>>>

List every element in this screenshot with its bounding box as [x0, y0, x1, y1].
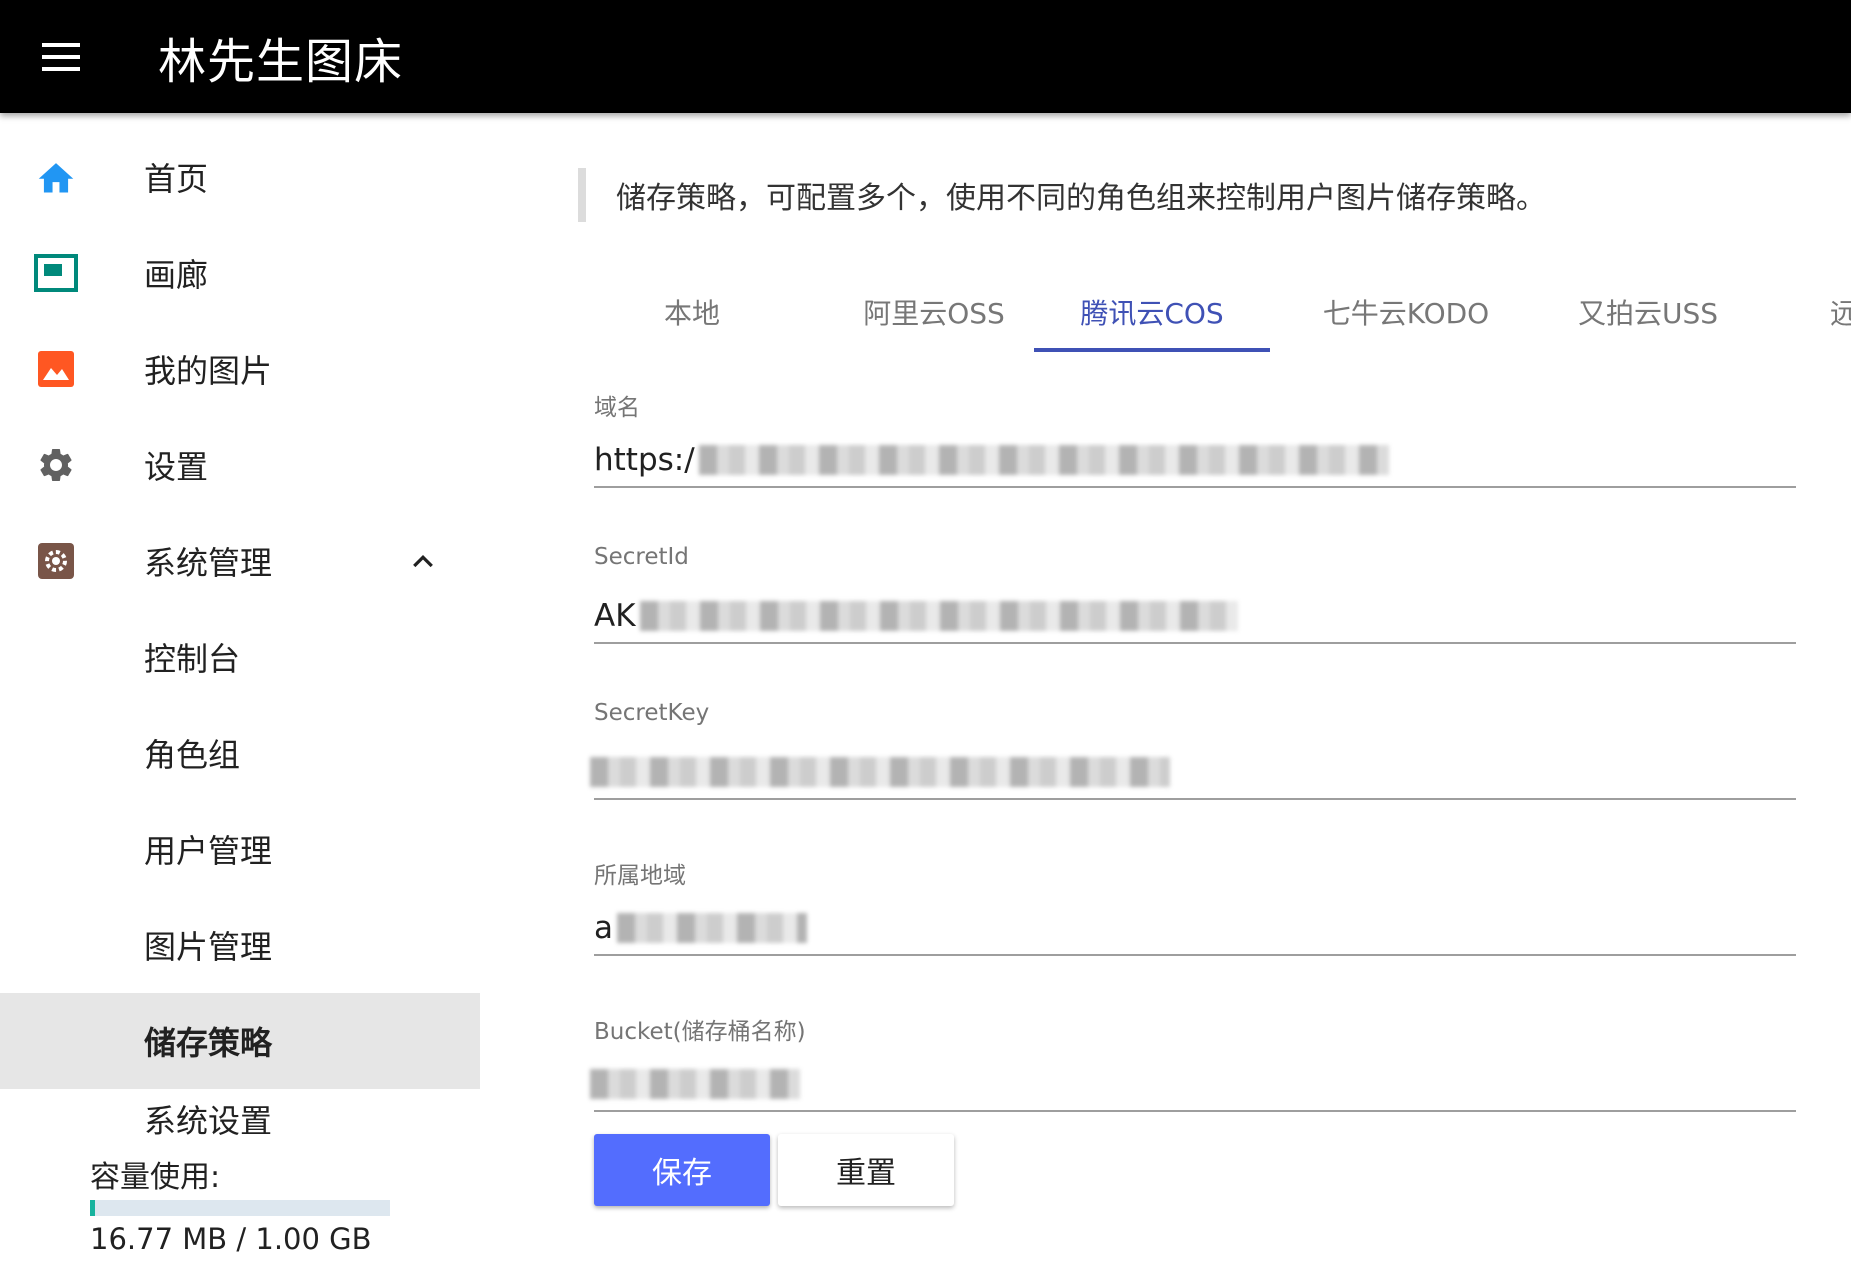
redacted-text: [590, 1069, 800, 1099]
sidebar-item-label: 控制台: [144, 640, 241, 678]
tab-local[interactable]: 本地: [592, 270, 792, 354]
secret-id-field: SecretId AK: [594, 544, 1796, 664]
secret-key-input[interactable]: [590, 750, 1796, 794]
sidebar-item-storage-policy[interactable]: 储存策略: [0, 993, 480, 1089]
storage-label: 容量使用:: [90, 1160, 221, 1195]
sidebar-item-settings[interactable]: 设置: [0, 417, 480, 513]
sidebar-item-gallery[interactable]: 画廊: [0, 225, 480, 321]
tab-aliyun-oss[interactable]: 阿里云OSS: [814, 270, 1054, 354]
admin-settings-icon: [34, 539, 78, 583]
sidebar-item-role-groups[interactable]: 角色组: [0, 705, 480, 801]
tab-remote[interactable]: 远: [1824, 270, 1851, 354]
secret-id-value: AK: [594, 598, 636, 634]
region-value: a: [594, 910, 613, 946]
domain-value: https:/: [594, 442, 695, 478]
region-input[interactable]: a: [594, 906, 1796, 950]
domain-input[interactable]: https:/: [594, 438, 1796, 482]
sidebar-item-system-admin[interactable]: 系统管理: [0, 513, 480, 609]
domain-label: 域名: [594, 395, 640, 421]
sidebar-item-my-images[interactable]: 我的图片: [0, 321, 480, 417]
tab-qiniu-kodo[interactable]: 七牛云KODO: [1286, 270, 1526, 354]
bucket-label: Bucket(储存桶名称): [594, 1019, 806, 1045]
redacted-text: [590, 757, 1170, 787]
field-underline: [594, 486, 1796, 488]
sidebar-item-label: 画廊: [144, 256, 209, 294]
sidebar: 首页 画廊 我的图片 设置 系统管理 控制台 角色组 用户管理 图片管理 储存策…: [0, 113, 480, 1265]
sidebar-item-label: 储存策略: [144, 1024, 273, 1062]
sidebar-item-label: 首页: [144, 160, 209, 198]
field-underline: [594, 642, 1796, 644]
sidebar-item-system-settings[interactable]: 系统设置: [0, 1089, 480, 1149]
field-underline: [594, 1110, 1796, 1112]
sidebar-item-label: 系统管理: [144, 544, 273, 582]
domain-field: 域名 https:/: [594, 388, 1796, 508]
tab-upyun-uss[interactable]: 又拍云USS: [1528, 270, 1768, 354]
secret-key-field: SecretKey: [590, 700, 1796, 820]
sidebar-item-label: 图片管理: [144, 928, 273, 966]
reset-button[interactable]: 重置: [778, 1134, 954, 1206]
app-title: 林先生图床: [158, 33, 404, 90]
home-icon: [34, 155, 78, 199]
image-icon: [34, 347, 78, 391]
sidebar-item-label: 系统设置: [144, 1102, 273, 1140]
storage-policy-notice: 储存策略，可配置多个，使用不同的角色组来控制用户图片储存策略。: [578, 168, 1546, 222]
storage-provider-tabs: 本地 阿里云OSS 腾讯云COS 七牛云KODO 又拍云USS 远: [592, 270, 1851, 354]
storage-usage-text: 16.77 MB / 1.00 GB: [90, 1222, 372, 1256]
bucket-input[interactable]: [590, 1062, 1796, 1106]
redacted-text: [617, 913, 807, 943]
sidebar-item-user-management[interactable]: 用户管理: [0, 801, 480, 897]
gallery-icon: [34, 251, 78, 295]
sidebar-item-home[interactable]: 首页: [0, 129, 480, 225]
storage-progress-fill: [90, 1200, 95, 1216]
app-bar: 林先生图床: [0, 0, 1851, 113]
sidebar-item-image-management[interactable]: 图片管理: [0, 897, 480, 993]
sidebar-item-label: 我的图片: [144, 352, 273, 390]
field-underline: [594, 798, 1796, 800]
sidebar-item-label: 角色组: [144, 736, 241, 774]
secret-key-label: SecretKey: [594, 700, 710, 726]
chevron-up-icon[interactable]: [408, 546, 438, 576]
sidebar-item-label: 用户管理: [144, 832, 273, 870]
menu-icon[interactable]: [42, 35, 86, 79]
gear-icon: [34, 443, 78, 487]
region-label: 所属地域: [594, 863, 686, 889]
field-underline: [594, 954, 1796, 956]
save-button[interactable]: 保存: [594, 1134, 770, 1206]
region-field: 所属地域 a: [594, 856, 1796, 976]
tab-tencent-cos[interactable]: 腾讯云COS: [1034, 270, 1270, 354]
active-tab-indicator: [1034, 348, 1270, 352]
redacted-text: [639, 601, 1238, 631]
storage-progress-bar: [90, 1200, 390, 1216]
bucket-field: Bucket(储存桶名称): [590, 1012, 1796, 1132]
redacted-text: [698, 445, 1389, 475]
secret-id-label: SecretId: [594, 544, 689, 570]
secret-id-input[interactable]: AK: [594, 594, 1796, 638]
sidebar-item-console[interactable]: 控制台: [0, 609, 480, 705]
sidebar-item-label: 设置: [144, 448, 209, 486]
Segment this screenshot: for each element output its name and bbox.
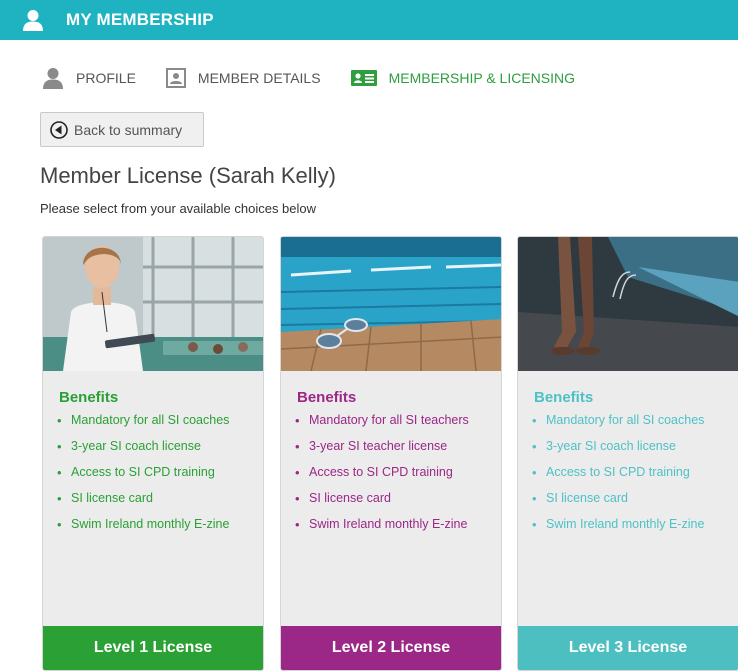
benefit-item: Swim Ireland monthly E-zine (295, 518, 485, 531)
level-2-license-button[interactable]: Level 2 License (281, 626, 501, 670)
benefit-item: Swim Ireland monthly E-zine (57, 518, 247, 531)
tab-membership-licensing-label: MEMBERSHIP & LICENSING (388, 70, 576, 86)
benefits-list: Mandatory for all SI coaches 3-year SI c… (57, 414, 247, 545)
poolside-swimmer-photo (518, 237, 738, 371)
back-arrow-icon (50, 120, 68, 139)
benefit-item: SI license card (295, 492, 485, 505)
tab-member-details-label: MEMBER DETAILS (197, 70, 321, 86)
benefits-list: Mandatory for all SI coaches 3-year SI c… (532, 414, 722, 545)
tab-membership-licensing[interactable]: MEMBERSHIP & LICENSING (350, 70, 576, 86)
person-icon (22, 9, 44, 31)
benefits-heading: Benefits (534, 389, 594, 406)
coach-photo (43, 237, 263, 371)
benefit-item: Access to SI CPD training (57, 466, 247, 479)
page-title: Member License (Sarah Kelly) (40, 163, 336, 188)
benefit-item: Access to SI CPD training (295, 466, 485, 479)
back-button-label: Back to summary (74, 121, 183, 138)
benefit-item: 3-year SI teacher license (295, 440, 485, 453)
tab-member-details[interactable]: MEMBER DETAILS (165, 68, 321, 88)
benefits-heading: Benefits (59, 389, 119, 406)
benefit-item: 3-year SI coach license (532, 440, 722, 453)
tab-profile[interactable]: PROFILE (42, 67, 136, 89)
license-card-level-2: Benefits Mandatory for all SI teachers 3… (280, 236, 502, 671)
benefit-item: Mandatory for all SI teachers (295, 414, 485, 427)
back-to-summary-button[interactable]: Back to summary (40, 112, 204, 147)
benefit-item: SI license card (57, 492, 247, 505)
benefit-item: 3-year SI coach license (57, 440, 247, 453)
id-photo-icon (165, 68, 186, 88)
level-1-license-button[interactable]: Level 1 License (43, 626, 263, 670)
benefit-item: Mandatory for all SI coaches (57, 414, 247, 427)
app-header: MY MEMBERSHIP (0, 0, 738, 40)
membership-tabs: PROFILE MEMBER DETAILS MEMBERSHIP & LICE… (42, 67, 605, 89)
benefits-heading: Benefits (297, 389, 357, 406)
id-card-icon (350, 70, 377, 86)
benefit-item: Access to SI CPD training (532, 466, 722, 479)
license-card-level-3: Benefits Mandatory for all SI coaches 3-… (517, 236, 738, 671)
person-icon (42, 67, 64, 89)
tab-profile-label: PROFILE (76, 70, 136, 86)
benefits-list: Mandatory for all SI teachers 3-year SI … (295, 414, 485, 545)
page-subtitle: Please select from your available choice… (40, 201, 317, 216)
license-card-level-1: Benefits Mandatory for all SI coaches 3-… (42, 236, 264, 671)
header-title: MY MEMBERSHIP (66, 10, 214, 29)
benefit-item: Mandatory for all SI coaches (532, 414, 722, 427)
benefit-item: SI license card (532, 492, 722, 505)
benefit-item: Swim Ireland monthly E-zine (532, 518, 722, 531)
level-3-license-button[interactable]: Level 3 License (518, 626, 738, 670)
pool-goggles-photo (281, 237, 501, 371)
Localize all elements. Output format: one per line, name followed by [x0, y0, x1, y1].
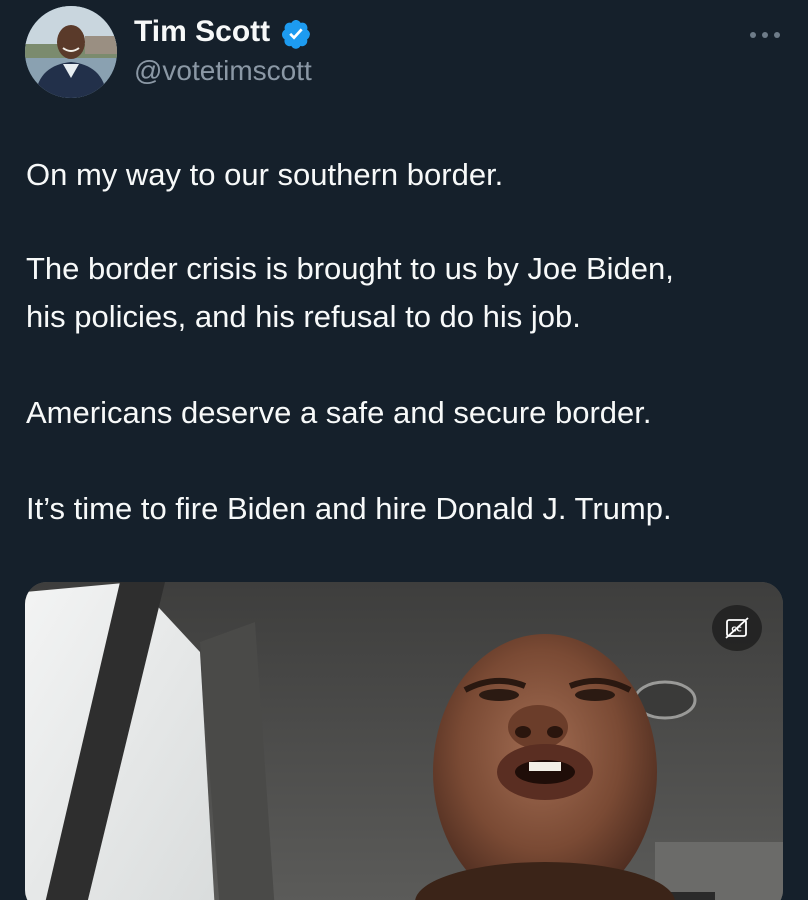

<<<

Aim >> Copy out the part of the material that opens with the line containing "redacted-text: [590, 1069, 800, 1099]" and closes with the line containing "513, 480, 609]", with both of those lines included, and keep every character unchanged.

Expected answer >>
redacted-text: [590, 1069, 800, 1099]
sidebar-item-label: 控制台: [144, 640, 241, 678]
tab-local[interactable]: 本地: [592, 270, 792, 354]
secret-id-field: SecretId AK: [594, 544, 1796, 664]
secret-key-input[interactable]: [590, 750, 1796, 794]
sidebar-item-storage-policy[interactable]: 储存策略: [0, 993, 480, 1089]
storage-label: 容量使用:: [90, 1160, 221, 1195]
sidebar-item-settings[interactable]: 设置: [0, 417, 480, 513]
sidebar-item-gallery[interactable]: 画廊: [0, 225, 480, 321]
tab-aliyun-oss[interactable]: 阿里云OSS: [814, 270, 1054, 354]
admin-settings-icon: [34, 539, 78, 583]
sidebar-item-role-groups[interactable]: 角色组: [0, 705, 480, 801]
tab-remote[interactable]: 远: [1824, 270, 1851, 354]
secret-id-value: AK: [594, 598, 636, 634]
region-value: a: [594, 910, 613, 946]
domain-value: https:/: [594, 442, 695, 478]
region-input[interactable]: a: [594, 906, 1796, 950]
domain-input[interactable]: https:/: [594, 438, 1796, 482]
sidebar-item-system-admin[interactable]: 系统管理: [0, 513, 480, 609]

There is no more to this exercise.